EXERCISE OBJECTIVE:
Nothing but the lines from the one with "Transcribe this image's" to the final line should be returned, each exactly as it appears.

PROVIDED ENTRIES:
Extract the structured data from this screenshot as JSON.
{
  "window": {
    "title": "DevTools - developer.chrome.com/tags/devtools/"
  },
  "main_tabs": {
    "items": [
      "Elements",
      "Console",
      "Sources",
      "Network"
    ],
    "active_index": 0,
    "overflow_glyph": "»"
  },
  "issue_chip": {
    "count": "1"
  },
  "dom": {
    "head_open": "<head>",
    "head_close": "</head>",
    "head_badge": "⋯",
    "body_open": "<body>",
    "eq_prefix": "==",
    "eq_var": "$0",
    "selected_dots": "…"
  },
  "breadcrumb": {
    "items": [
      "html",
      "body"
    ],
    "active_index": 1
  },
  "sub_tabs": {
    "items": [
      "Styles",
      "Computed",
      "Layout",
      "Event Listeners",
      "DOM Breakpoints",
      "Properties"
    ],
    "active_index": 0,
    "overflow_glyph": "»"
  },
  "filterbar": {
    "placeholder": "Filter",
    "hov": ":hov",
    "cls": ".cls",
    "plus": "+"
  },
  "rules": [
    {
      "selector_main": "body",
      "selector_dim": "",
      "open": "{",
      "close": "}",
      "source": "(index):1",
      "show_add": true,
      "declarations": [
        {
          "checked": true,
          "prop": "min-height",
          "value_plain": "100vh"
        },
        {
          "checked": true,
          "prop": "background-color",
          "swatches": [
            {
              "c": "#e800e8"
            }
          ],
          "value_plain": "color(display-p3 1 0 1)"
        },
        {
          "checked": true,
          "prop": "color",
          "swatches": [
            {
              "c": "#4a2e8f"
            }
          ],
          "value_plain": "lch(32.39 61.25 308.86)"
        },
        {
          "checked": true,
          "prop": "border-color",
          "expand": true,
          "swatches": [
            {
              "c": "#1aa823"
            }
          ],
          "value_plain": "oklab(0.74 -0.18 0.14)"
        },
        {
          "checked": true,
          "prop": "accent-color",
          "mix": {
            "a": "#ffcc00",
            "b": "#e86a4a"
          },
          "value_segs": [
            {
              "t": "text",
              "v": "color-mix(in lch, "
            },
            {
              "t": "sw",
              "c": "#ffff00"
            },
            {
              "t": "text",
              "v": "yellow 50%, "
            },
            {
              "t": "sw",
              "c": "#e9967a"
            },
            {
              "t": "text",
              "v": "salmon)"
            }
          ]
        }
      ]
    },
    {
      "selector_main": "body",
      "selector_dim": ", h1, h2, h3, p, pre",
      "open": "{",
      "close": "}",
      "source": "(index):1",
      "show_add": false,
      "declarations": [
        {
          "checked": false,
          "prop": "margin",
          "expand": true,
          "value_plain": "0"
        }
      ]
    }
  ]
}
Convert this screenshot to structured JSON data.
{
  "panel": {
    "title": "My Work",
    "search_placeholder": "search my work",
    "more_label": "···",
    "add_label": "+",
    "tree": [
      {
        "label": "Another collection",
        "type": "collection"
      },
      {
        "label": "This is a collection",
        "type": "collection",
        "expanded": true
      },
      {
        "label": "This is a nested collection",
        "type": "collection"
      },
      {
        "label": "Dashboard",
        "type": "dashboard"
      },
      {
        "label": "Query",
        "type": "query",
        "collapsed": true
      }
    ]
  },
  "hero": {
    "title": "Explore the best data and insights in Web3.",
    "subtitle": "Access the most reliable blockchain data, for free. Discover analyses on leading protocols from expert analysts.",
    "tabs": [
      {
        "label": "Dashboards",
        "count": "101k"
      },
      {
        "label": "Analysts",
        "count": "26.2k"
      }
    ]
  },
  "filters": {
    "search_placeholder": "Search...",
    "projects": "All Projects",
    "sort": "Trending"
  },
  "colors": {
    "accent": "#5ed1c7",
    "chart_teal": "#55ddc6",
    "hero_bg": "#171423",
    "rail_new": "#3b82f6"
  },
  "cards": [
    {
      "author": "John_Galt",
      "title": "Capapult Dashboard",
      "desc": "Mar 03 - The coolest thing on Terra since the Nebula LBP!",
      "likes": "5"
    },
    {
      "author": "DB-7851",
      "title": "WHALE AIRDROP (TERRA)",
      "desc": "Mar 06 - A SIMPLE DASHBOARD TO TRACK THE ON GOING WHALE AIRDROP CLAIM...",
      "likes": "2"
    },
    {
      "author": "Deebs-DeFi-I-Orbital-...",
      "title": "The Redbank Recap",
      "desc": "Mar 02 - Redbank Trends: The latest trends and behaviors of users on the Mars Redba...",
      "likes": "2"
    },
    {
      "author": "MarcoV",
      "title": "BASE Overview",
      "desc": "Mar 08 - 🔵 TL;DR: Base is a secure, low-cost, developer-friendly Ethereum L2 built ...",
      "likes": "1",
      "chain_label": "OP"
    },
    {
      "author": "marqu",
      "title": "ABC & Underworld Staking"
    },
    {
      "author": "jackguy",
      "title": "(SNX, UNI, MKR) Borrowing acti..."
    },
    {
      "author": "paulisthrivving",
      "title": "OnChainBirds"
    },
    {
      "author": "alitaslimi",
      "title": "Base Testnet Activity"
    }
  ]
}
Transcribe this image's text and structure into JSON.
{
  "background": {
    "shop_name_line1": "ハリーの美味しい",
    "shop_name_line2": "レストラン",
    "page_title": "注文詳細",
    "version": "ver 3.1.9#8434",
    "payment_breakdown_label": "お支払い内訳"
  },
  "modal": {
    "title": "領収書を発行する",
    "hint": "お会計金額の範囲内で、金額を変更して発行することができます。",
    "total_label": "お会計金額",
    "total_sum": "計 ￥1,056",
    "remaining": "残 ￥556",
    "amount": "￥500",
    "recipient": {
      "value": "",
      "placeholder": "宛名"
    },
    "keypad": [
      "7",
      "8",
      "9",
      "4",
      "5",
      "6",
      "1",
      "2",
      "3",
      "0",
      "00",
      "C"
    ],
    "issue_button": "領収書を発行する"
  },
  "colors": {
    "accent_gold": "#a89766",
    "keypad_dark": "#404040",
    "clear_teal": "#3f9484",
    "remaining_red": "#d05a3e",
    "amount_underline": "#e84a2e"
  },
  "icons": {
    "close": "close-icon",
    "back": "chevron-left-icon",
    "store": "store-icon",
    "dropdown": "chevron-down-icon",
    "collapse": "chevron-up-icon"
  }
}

OUTPUT FOR THIS TASK:
Transcribe this image's text and structure into JSON.
{
  "background": {
    "shop_name_line1": "ハリーの美味しい",
    "shop_name_line2": "レストラン",
    "page_title": "注文詳細",
    "version": "ver 3.1.9#8434",
    "payment_breakdown_label": "お支払い内訳"
  },
  "modal": {
    "title": "領収書を発行する",
    "hint": "お会計金額の範囲内で、金額を変更して発行することができます。",
    "total_label": "お会計金額",
    "total_sum": "計 ￥1,056",
    "remaining": "残 ￥556",
    "amount": "￥500",
    "recipient": {
      "value": "",
      "placeholder": "宛名"
    },
    "keypad": [
      "7",
      "8",
      "9",
      "4",
      "5",
      "6",
      "1",
      "2",
      "3",
      "0",
      "00",
      "C"
    ],
    "issue_button": "領収書を発行する"
  },
  "colors": {
    "accent_gold": "#a89766",
    "keypad_dark": "#404040",
    "clear_teal": "#3f9484",
    "remaining_red": "#d05a3e",
    "amount_underline": "#e84a2e"
  },
  "icons": {
    "close": "close-icon",
    "back": "chevron-left-icon",
    "store": "store-icon",
    "dropdown": "chevron-down-icon",
    "collapse": "chevron-up-icon"
  }
}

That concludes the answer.